### Exercise details
Give back every line exactly as it appears, pictures excluded.

[start Dataset extract]

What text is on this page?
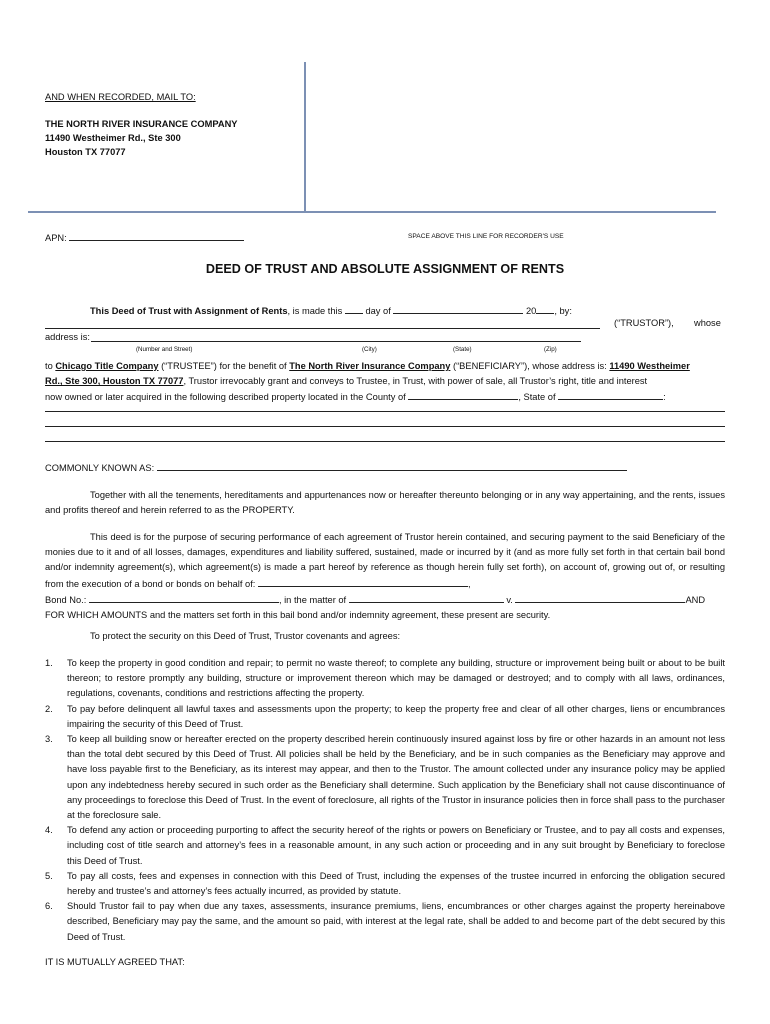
AND WHEN RECORDED, MAIL TO:
THE NORTH RIVER INSURANCE COMPANY
11490 Westheimer Rd., Ste 300
Houston TX 77077
APN:	SPACE ABOVE THIS LINE FOR RECORDER'S USE
DEED OF TRUST AND ABSOLUTE ASSIGNMENT OF RENTS
This Deed of Trust with Assignment of Rents, is made this day of	20 , by:
(“TRUSTOR”), whose
address is:
(Number and Street)	(City)	(State)	(Zip)
to Chicago Title Company (“TRUSTEE”) for the benefit of The North River Insurance Company (“BENEFICIARY”), whose address is: 11490 Westheimer
Rd., Ste 300, Houston TX 77077, Trustor irrevocably grant and conveys to Trustee, in Trust, with power of sale, all Trustor’s right, title and interest
now owned or later acquired in the following described property located in the County of	, State of	:
COMMONLY KNOWN AS:
Together with all the tenements, hereditaments and appurtenances now or hereafter thereunto belonging or in any way appertaining, and the rents, issues and profits thereof and herein referred to as the PROPERTY.
This deed is for the purpose of securing performance of each agreement of Trustor herein contained, and securing payment to the said Beneficiary of the monies due to it and of all losses, damages, expenditures and liability suffered, sustained, made or incurred by it (and as more fully set forth in that certain bail bond and/or indemnity agreement(s), which agreement(s) is made a part hereof by reference as though herein fully set forth), on account of, growing out of, or resulting from the execution of a bond or bonds on behalf of:	,
Bond No.:	, in the matter of	v.	AND
FOR WHICH AMOUNTS and the matters set forth in this bail bond and/or indemnity agreement, these present are security.
To protect the security on this Deed of Trust, Trustor covenants and agrees:
1. To keep the property in good condition and repair; to permit no waste thereof; to complete any building, structure or improvement being built or about to be built thereon; to restore promptly any building, structure or improvement thereon which may be damaged or destroyed; and to comply with all laws, ordinances, regulations, covenants, conditions and restrictions affecting the property.
2. To pay before delinquent all lawful taxes and assessments upon the property; to keep the property free and clear of all other charges, liens or encumbrances impairing the security of this Deed of Trust.
3. To keep all building snow or hereafter erected on the property described herein continuously insured against loss by fire or other hazards in an amount not less than the total debt secured by this Deed of Trust. All policies shall be held by the Beneficiary, and be in such companies as the Beneficiary may approve and have loss payable first to the Beneficiary, as its interest may appear, and then to the Trustor. The amount collected under any insurance policy may be applied upon any indebtedness hereby secured in such order as the Beneficiary shall determine. Such application by the Beneficiary shall not cause discontinuance of any proceedings to foreclose this Deed of Trust. In the event of foreclosure, all rights of the Trustor in insurance policies then in force shall pass to the purchaser at the foreclosure sale.
4. To defend any action or proceeding purporting to affect the security hereof of the rights or powers on Beneficiary or Trustee, and to pay all costs and expenses, including cost of title search and attorney’s fees in a reasonable amount, in any such action or proceeding and in any suit brought by Beneficiary to foreclose this Deed of Trust.
5. To pay all costs, fees and expenses in connection with this Deed of Trust, including the expenses of the trustee incurred in enforcing the obligation secured hereby and trustee’s and attorney’s fees actually incurred, as provided by statute.
6. Should Trustor fail to pay when due any taxes, assessments, insurance premiums, liens, encumbrances or other charges against the property hereinabove described, Beneficiary may pay the same, and the amount so paid, with interest at the legal rate, shall be added to and become part of the debt secured by this Deed of Trust.
IT IS MUTUALLY AGREED THAT:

[end Dataset extract]

### Written reply
What text is on this page?
AND WHEN RECORDED, MAIL TO:
THE NORTH RIVER INSURANCE COMPANY
11490 Westheimer Rd., Ste 300
Houston TX 77077
APN:	SPACE ABOVE THIS LINE FOR RECORDER'S USE
DEED OF TRUST AND ABSOLUTE ASSIGNMENT OF RENTS
This Deed of Trust with Assignment of Rents, is made this day of	20 , by:
(“TRUSTOR”), whose
address is:
(Number and Street)	(City)	(State)	(Zip)
to Chicago Title Company (“TRUSTEE”) for the benefit of The North River Insurance Company (“BENEFICIARY”), whose address is: 11490 Westheimer
Rd., Ste 300, Houston TX 77077, Trustor irrevocably grant and conveys to Trustee, in Trust, with power of sale, all Trustor’s right, title and interest
now owned or later acquired in the following described property located in the County of	, State of	:
COMMONLY KNOWN AS:
Together with all the tenements, hereditaments and appurtenances now or hereafter thereunto belonging or in any way appertaining, and the rents, issues and profits thereof and herein referred to as the PROPERTY.
This deed is for the purpose of securing performance of each agreement of Trustor herein contained, and securing payment to the said Beneficiary of the monies due to it and of all losses, damages, expenditures and liability suffered, sustained, made or incurred by it (and as more fully set forth in that certain bail bond and/or indemnity agreement(s), which agreement(s) is made a part hereof by reference as though herein fully set forth), on account of, growing out of, or resulting from the execution of a bond or bonds on behalf of:	,
Bond No.:	, in the matter of	v.	AND
FOR WHICH AMOUNTS and the matters set forth in this bail bond and/or indemnity agreement, these present are security.
To protect the security on this Deed of Trust, Trustor covenants and agrees:
1. To keep the property in good condition and repair; to permit no waste thereof; to complete any building, structure or improvement being built or about to be built thereon; to restore promptly any building, structure or improvement thereon which may be damaged or destroyed; and to comply with all laws, ordinances, regulations, covenants, conditions and restrictions affecting the property.
2. To pay before delinquent all lawful taxes and assessments upon the property; to keep the property free and clear of all other charges, liens or encumbrances impairing the security of this Deed of Trust.
3. To keep all building snow or hereafter erected on the property described herein continuously insured against loss by fire or other hazards in an amount not less than the total debt secured by this Deed of Trust. All policies shall be held by the Beneficiary, and be in such companies as the Beneficiary may approve and have loss payable first to the Beneficiary, as its interest may appear, and then to the Trustor. The amount collected under any insurance policy may be applied upon any indebtedness hereby secured in such order as the Beneficiary shall determine. Such application by the Beneficiary shall not cause discontinuance of any proceedings to foreclose this Deed of Trust. In the event of foreclosure, all rights of the Trustor in insurance policies then in force shall pass to the purchaser at the foreclosure sale.
4. To defend any action or proceeding purporting to affect the security hereof of the rights or powers on Beneficiary or Trustee, and to pay all costs and expenses, including cost of title search and attorney’s fees in a reasonable amount, in any such action or proceeding and in any suit brought by Beneficiary to foreclose this Deed of Trust.
5. To pay all costs, fees and expenses in connection with this Deed of Trust, including the expenses of the trustee incurred in enforcing the obligation secured hereby and trustee’s and attorney’s fees actually incurred, as provided by statute.
6. Should Trustor fail to pay when due any taxes, assessments, insurance premiums, liens, encumbrances or other charges against the property hereinabove described, Beneficiary may pay the same, and the amount so paid, with interest at the legal rate, shall be added to and become part of the debt secured by this Deed of Trust.
IT IS MUTUALLY AGREED THAT:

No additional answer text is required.